Quote the data below in full, minus the images.

— Begin Excerpted records —

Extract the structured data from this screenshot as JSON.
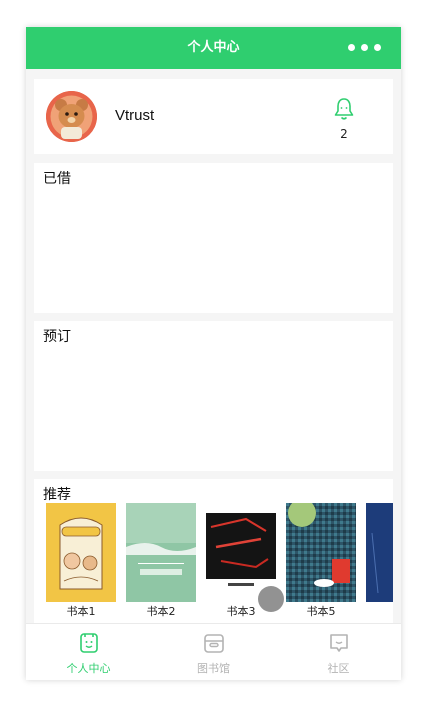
{
  "navbar": {
    "title": "个人中心"
  },
  "profile": {
    "username": "Vtrust",
    "notification_count": "2"
  },
  "sections": {
    "borrowed_title": "已借",
    "reserved_title": "预订",
    "recommend_title": "推荐"
  },
  "recommend": {
    "books": [
      {
        "title": "书本1",
        "cover_color": "#f2c545"
      },
      {
        "title": "书本2",
        "cover_color": "#8fc6a5"
      },
      {
        "title": "书本3",
        "cover_color": "#1a1a1a"
      },
      {
        "title": "书本5",
        "cover_color": "#2f5a70"
      },
      {
        "title": "",
        "cover_color": "#1d3c7a"
      }
    ]
  },
  "tabbar": {
    "items": [
      {
        "label": "个人中心",
        "active": true
      },
      {
        "label": "图书馆",
        "active": false
      },
      {
        "label": "社区",
        "active": false
      }
    ],
    "active_color": "#2fce6f",
    "inactive_color": "#b3b3b3"
  },
  "colors": {
    "brand": "#2fce6f"
  }
}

— End Excerpted records —

• [The completed task]:
Extract the structured data from this screenshot as JSON.
{
  "navbar": {
    "title": "个人中心"
  },
  "profile": {
    "username": "Vtrust",
    "notification_count": "2"
  },
  "sections": {
    "borrowed_title": "已借",
    "reserved_title": "预订",
    "recommend_title": "推荐"
  },
  "recommend": {
    "books": [
      {
        "title": "书本1",
        "cover_color": "#f2c545"
      },
      {
        "title": "书本2",
        "cover_color": "#8fc6a5"
      },
      {
        "title": "书本3",
        "cover_color": "#1a1a1a"
      },
      {
        "title": "书本5",
        "cover_color": "#2f5a70"
      },
      {
        "title": "",
        "cover_color": "#1d3c7a"
      }
    ]
  },
  "tabbar": {
    "items": [
      {
        "label": "个人中心",
        "active": true
      },
      {
        "label": "图书馆",
        "active": false
      },
      {
        "label": "社区",
        "active": false
      }
    ],
    "active_color": "#2fce6f",
    "inactive_color": "#b3b3b3"
  },
  "colors": {
    "brand": "#2fce6f"
  }
}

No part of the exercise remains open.